● **Task prompt**
All of the data needs to be repeated exactly.
+ + + + + + +
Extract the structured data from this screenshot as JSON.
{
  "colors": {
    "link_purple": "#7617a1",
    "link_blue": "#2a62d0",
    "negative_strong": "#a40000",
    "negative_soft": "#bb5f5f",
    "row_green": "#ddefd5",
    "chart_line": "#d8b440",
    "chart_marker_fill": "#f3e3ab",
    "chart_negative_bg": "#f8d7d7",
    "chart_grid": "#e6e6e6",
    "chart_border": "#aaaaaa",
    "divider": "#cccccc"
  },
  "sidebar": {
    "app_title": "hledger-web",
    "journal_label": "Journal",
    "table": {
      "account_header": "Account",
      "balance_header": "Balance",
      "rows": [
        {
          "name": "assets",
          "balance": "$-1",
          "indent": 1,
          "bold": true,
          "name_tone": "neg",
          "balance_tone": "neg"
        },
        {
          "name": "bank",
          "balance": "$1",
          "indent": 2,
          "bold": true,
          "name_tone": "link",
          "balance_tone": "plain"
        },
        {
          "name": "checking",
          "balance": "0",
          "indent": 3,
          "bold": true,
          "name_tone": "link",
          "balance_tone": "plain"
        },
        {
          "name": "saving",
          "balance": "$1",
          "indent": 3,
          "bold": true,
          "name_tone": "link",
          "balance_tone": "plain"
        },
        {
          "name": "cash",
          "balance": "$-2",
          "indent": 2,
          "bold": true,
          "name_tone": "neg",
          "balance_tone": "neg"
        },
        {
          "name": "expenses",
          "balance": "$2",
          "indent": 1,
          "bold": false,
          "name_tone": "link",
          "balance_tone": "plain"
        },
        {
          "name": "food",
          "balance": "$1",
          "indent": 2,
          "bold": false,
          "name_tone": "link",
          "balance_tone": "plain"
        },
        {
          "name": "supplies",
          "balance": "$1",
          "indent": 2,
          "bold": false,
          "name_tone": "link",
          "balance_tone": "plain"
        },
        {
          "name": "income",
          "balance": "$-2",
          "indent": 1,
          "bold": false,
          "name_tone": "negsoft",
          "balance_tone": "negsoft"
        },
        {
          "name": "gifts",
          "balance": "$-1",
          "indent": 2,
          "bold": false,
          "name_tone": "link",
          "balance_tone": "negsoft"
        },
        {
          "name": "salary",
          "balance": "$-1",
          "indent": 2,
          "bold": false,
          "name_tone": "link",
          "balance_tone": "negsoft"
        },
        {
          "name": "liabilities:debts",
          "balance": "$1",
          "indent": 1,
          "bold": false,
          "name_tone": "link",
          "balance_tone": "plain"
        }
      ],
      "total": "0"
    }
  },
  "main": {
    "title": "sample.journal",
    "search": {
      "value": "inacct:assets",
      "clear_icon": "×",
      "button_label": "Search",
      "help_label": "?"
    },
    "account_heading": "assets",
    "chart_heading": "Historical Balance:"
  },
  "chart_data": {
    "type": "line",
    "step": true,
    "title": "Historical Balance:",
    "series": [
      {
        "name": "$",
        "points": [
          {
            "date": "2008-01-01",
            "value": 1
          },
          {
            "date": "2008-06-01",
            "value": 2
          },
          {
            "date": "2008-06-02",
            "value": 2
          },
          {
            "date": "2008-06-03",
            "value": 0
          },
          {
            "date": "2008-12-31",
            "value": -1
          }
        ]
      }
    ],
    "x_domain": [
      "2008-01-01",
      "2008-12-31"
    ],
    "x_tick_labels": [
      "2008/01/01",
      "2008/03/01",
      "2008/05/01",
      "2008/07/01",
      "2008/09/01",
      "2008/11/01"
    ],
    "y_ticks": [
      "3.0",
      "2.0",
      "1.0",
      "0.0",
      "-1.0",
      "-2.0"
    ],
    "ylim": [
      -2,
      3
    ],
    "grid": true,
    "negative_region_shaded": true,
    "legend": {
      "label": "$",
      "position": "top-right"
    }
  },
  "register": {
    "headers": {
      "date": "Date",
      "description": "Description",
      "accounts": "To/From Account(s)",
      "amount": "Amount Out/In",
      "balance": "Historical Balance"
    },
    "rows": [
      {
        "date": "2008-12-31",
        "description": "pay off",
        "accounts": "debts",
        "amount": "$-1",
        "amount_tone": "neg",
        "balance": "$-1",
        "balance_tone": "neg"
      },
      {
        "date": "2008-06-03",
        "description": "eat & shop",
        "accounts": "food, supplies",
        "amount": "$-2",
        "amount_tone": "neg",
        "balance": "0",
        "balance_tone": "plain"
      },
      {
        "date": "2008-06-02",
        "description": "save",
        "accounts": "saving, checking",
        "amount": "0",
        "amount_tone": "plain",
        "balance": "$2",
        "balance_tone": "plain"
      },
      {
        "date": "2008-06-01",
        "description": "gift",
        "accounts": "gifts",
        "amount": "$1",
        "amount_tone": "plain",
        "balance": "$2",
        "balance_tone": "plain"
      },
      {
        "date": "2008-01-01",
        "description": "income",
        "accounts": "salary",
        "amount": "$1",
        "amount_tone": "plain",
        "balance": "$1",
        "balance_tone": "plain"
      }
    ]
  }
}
+ + + + + + +
● **Complete answer**
Extract the structured data from this screenshot as JSON.
{
  "colors": {
    "link_purple": "#7617a1",
    "link_blue": "#2a62d0",
    "negative_strong": "#a40000",
    "negative_soft": "#bb5f5f",
    "row_green": "#ddefd5",
    "chart_line": "#d8b440",
    "chart_marker_fill": "#f3e3ab",
    "chart_negative_bg": "#f8d7d7",
    "chart_grid": "#e6e6e6",
    "chart_border": "#aaaaaa",
    "divider": "#cccccc"
  },
  "sidebar": {
    "app_title": "hledger-web",
    "journal_label": "Journal",
    "table": {
      "account_header": "Account",
      "balance_header": "Balance",
      "rows": [
        {
          "name": "assets",
          "balance": "$-1",
          "indent": 1,
          "bold": true,
          "name_tone": "neg",
          "balance_tone": "neg"
        },
        {
          "name": "bank",
          "balance": "$1",
          "indent": 2,
          "bold": true,
          "name_tone": "link",
          "balance_tone": "plain"
        },
        {
          "name": "checking",
          "balance": "0",
          "indent": 3,
          "bold": true,
          "name_tone": "link",
          "balance_tone": "plain"
        },
        {
          "name": "saving",
          "balance": "$1",
          "indent": 3,
          "bold": true,
          "name_tone": "link",
          "balance_tone": "plain"
        },
        {
          "name": "cash",
          "balance": "$-2",
          "indent": 2,
          "bold": true,
          "name_tone": "neg",
          "balance_tone": "neg"
        },
        {
          "name": "expenses",
          "balance": "$2",
          "indent": 1,
          "bold": false,
          "name_tone": "link",
          "balance_tone": "plain"
        },
        {
          "name": "food",
          "balance": "$1",
          "indent": 2,
          "bold": false,
          "name_tone": "link",
          "balance_tone": "plain"
        },
        {
          "name": "supplies",
          "balance": "$1",
          "indent": 2,
          "bold": false,
          "name_tone": "link",
          "balance_tone": "plain"
        },
        {
          "name": "income",
          "balance": "$-2",
          "indent": 1,
          "bold": false,
          "name_tone": "negsoft",
          "balance_tone": "negsoft"
        },
        {
          "name": "gifts",
          "balance": "$-1",
          "indent": 2,
          "bold": false,
          "name_tone": "link",
          "balance_tone": "negsoft"
        },
        {
          "name": "salary",
          "balance": "$-1",
          "indent": 2,
          "bold": false,
          "name_tone": "link",
          "balance_tone": "negsoft"
        },
        {
          "name": "liabilities:debts",
          "balance": "$1",
          "indent": 1,
          "bold": false,
          "name_tone": "link",
          "balance_tone": "plain"
        }
      ],
      "total": "0"
    }
  },
  "main": {
    "title": "sample.journal",
    "search": {
      "value": "inacct:assets",
      "clear_icon": "×",
      "button_label": "Search",
      "help_label": "?"
    },
    "account_heading": "assets",
    "chart_heading": "Historical Balance:"
  },
  "chart_data": {
    "type": "line",
    "step": true,
    "title": "Historical Balance:",
    "series": [
      {
        "name": "$",
        "points": [
          {
            "date": "2008-01-01",
            "value": 1
          },
          {
            "date": "2008-06-01",
            "value": 2
          },
          {
            "date": "2008-06-02",
            "value": 2
          },
          {
            "date": "2008-06-03",
            "value": 0
          },
          {
            "date": "2008-12-31",
            "value": -1
          }
        ]
      }
    ],
    "x_domain": [
      "2008-01-01",
      "2008-12-31"
    ],
    "x_tick_labels": [
      "2008/01/01",
      "2008/03/01",
      "2008/05/01",
      "2008/07/01",
      "2008/09/01",
      "2008/11/01"
    ],
    "y_ticks": [
      "3.0",
      "2.0",
      "1.0",
      "0.0",
      "-1.0",
      "-2.0"
    ],
    "ylim": [
      -2,
      3
    ],
    "grid": true,
    "negative_region_shaded": true,
    "legend": {
      "label": "$",
      "position": "top-right"
    }
  },
  "register": {
    "headers": {
      "date": "Date",
      "description": "Description",
      "accounts": "To/From Account(s)",
      "amount": "Amount Out/In",
      "balance": "Historical Balance"
    },
    "rows": [
      {
        "date": "2008-12-31",
        "description": "pay off",
        "accounts": "debts",
        "amount": "$-1",
        "amount_tone": "neg",
        "balance": "$-1",
        "balance_tone": "neg"
      },
      {
        "date": "2008-06-03",
        "description": "eat & shop",
        "accounts": "food, supplies",
        "amount": "$-2",
        "amount_tone": "neg",
        "balance": "0",
        "balance_tone": "plain"
      },
      {
        "date": "2008-06-02",
        "description": "save",
        "accounts": "saving, checking",
        "amount": "0",
        "amount_tone": "plain",
        "balance": "$2",
        "balance_tone": "plain"
      },
      {
        "date": "2008-06-01",
        "description": "gift",
        "accounts": "gifts",
        "amount": "$1",
        "amount_tone": "plain",
        "balance": "$2",
        "balance_tone": "plain"
      },
      {
        "date": "2008-01-01",
        "description": "income",
        "accounts": "salary",
        "amount": "$1",
        "amount_tone": "plain",
        "balance": "$1",
        "balance_tone": "plain"
      }
    ]
  }
}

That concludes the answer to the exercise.